Start of Block

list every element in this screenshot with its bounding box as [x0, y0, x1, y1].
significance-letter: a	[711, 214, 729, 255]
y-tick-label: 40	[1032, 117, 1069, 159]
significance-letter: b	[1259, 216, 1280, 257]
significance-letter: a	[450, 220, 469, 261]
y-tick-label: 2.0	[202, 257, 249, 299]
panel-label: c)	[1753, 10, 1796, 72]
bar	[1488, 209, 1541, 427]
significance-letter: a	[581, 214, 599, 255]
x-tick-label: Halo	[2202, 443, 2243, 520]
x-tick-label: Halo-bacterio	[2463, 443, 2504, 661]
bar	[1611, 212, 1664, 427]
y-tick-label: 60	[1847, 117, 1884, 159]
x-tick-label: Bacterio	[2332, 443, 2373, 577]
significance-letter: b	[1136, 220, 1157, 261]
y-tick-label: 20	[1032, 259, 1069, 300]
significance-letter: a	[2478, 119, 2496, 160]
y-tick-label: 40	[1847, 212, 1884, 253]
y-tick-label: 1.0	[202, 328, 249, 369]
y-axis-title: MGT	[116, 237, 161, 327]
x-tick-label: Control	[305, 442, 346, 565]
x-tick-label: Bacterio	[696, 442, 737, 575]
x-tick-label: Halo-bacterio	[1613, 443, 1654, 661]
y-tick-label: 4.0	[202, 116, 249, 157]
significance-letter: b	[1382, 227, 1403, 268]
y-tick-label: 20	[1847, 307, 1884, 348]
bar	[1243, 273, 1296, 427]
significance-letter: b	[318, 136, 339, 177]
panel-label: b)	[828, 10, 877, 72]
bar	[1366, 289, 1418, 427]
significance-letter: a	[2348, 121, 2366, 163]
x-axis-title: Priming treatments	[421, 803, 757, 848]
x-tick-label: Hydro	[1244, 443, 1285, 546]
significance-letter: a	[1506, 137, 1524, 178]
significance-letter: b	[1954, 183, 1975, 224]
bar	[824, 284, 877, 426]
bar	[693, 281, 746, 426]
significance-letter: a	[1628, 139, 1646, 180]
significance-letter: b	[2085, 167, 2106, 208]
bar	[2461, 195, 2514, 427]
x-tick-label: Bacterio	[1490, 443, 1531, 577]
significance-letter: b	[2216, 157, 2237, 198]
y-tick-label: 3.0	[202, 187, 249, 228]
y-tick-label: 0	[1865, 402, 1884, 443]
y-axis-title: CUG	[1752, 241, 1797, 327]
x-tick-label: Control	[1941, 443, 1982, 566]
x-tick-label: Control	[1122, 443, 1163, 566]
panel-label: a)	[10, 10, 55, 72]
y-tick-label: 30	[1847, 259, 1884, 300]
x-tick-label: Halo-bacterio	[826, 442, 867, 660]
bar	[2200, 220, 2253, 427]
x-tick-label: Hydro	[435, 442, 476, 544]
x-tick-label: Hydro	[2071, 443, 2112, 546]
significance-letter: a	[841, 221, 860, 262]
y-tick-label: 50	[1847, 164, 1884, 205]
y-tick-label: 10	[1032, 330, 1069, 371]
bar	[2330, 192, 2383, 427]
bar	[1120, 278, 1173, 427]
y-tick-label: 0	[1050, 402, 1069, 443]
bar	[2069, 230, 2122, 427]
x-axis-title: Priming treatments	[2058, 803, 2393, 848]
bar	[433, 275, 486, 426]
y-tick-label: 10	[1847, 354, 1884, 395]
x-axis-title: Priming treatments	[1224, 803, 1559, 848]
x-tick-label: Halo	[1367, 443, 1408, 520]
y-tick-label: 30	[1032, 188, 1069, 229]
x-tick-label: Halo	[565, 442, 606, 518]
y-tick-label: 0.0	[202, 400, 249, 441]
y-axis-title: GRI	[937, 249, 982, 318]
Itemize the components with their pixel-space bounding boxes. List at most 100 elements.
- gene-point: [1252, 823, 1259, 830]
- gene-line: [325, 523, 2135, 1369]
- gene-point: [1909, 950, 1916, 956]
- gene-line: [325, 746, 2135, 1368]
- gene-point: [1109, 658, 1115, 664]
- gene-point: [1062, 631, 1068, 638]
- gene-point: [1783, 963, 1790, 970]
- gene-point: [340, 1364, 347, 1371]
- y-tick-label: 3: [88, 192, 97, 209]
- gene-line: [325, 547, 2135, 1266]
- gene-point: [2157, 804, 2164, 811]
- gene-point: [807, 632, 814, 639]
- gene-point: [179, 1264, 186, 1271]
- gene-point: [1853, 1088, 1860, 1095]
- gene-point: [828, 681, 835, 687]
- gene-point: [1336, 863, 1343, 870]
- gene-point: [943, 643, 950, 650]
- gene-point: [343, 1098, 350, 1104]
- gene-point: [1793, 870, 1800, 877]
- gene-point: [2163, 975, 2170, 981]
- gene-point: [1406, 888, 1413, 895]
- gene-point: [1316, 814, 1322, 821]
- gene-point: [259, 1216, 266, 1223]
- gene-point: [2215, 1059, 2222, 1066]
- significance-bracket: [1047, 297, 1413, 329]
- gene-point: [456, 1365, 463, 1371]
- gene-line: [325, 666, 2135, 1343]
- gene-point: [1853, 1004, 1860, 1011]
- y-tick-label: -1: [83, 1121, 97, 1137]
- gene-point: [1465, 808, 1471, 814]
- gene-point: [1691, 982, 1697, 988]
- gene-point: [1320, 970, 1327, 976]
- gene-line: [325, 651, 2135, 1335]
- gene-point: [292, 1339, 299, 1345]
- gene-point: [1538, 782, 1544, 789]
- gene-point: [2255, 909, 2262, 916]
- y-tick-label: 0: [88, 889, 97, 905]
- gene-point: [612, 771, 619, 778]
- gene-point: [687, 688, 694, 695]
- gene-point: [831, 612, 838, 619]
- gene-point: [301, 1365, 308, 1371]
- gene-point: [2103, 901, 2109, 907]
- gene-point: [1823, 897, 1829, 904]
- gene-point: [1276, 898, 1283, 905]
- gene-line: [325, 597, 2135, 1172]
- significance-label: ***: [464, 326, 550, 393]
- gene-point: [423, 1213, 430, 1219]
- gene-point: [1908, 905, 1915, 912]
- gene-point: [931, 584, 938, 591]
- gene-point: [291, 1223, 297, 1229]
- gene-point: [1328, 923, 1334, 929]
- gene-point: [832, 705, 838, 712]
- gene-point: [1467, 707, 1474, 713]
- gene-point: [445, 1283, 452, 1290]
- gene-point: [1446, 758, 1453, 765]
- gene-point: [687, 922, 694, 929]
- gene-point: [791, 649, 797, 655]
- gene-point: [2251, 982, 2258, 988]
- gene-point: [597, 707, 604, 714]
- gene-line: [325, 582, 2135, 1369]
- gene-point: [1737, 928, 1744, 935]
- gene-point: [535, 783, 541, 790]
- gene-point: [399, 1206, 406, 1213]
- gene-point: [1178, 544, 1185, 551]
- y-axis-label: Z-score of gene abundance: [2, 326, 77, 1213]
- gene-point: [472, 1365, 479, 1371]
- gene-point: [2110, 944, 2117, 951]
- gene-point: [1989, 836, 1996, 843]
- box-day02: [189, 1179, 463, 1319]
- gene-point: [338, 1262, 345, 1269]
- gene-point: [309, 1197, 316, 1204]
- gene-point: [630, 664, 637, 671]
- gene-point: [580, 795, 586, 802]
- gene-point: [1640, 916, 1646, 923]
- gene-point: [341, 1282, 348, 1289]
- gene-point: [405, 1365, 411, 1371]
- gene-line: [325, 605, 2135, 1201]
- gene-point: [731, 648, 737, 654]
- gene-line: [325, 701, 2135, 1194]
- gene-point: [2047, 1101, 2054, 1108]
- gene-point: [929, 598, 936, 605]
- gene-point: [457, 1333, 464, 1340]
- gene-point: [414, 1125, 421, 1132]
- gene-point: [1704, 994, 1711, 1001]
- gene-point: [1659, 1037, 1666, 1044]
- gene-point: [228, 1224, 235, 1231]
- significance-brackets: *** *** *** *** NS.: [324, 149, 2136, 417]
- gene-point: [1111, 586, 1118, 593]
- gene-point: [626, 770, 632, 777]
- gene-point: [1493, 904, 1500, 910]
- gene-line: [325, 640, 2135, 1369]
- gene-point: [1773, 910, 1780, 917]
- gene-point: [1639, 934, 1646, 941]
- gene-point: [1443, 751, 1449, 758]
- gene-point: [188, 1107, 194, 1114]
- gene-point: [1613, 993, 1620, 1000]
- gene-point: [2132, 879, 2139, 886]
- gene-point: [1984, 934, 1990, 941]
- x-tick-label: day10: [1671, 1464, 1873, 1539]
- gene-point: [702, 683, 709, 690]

End of Block

From the records above, copy each line where the word "Control" can be found.

x-tick-label: Control	[305, 442, 346, 565]
x-tick-label: Control	[1941, 443, 1982, 566]
x-tick-label: Control	[1122, 443, 1163, 566]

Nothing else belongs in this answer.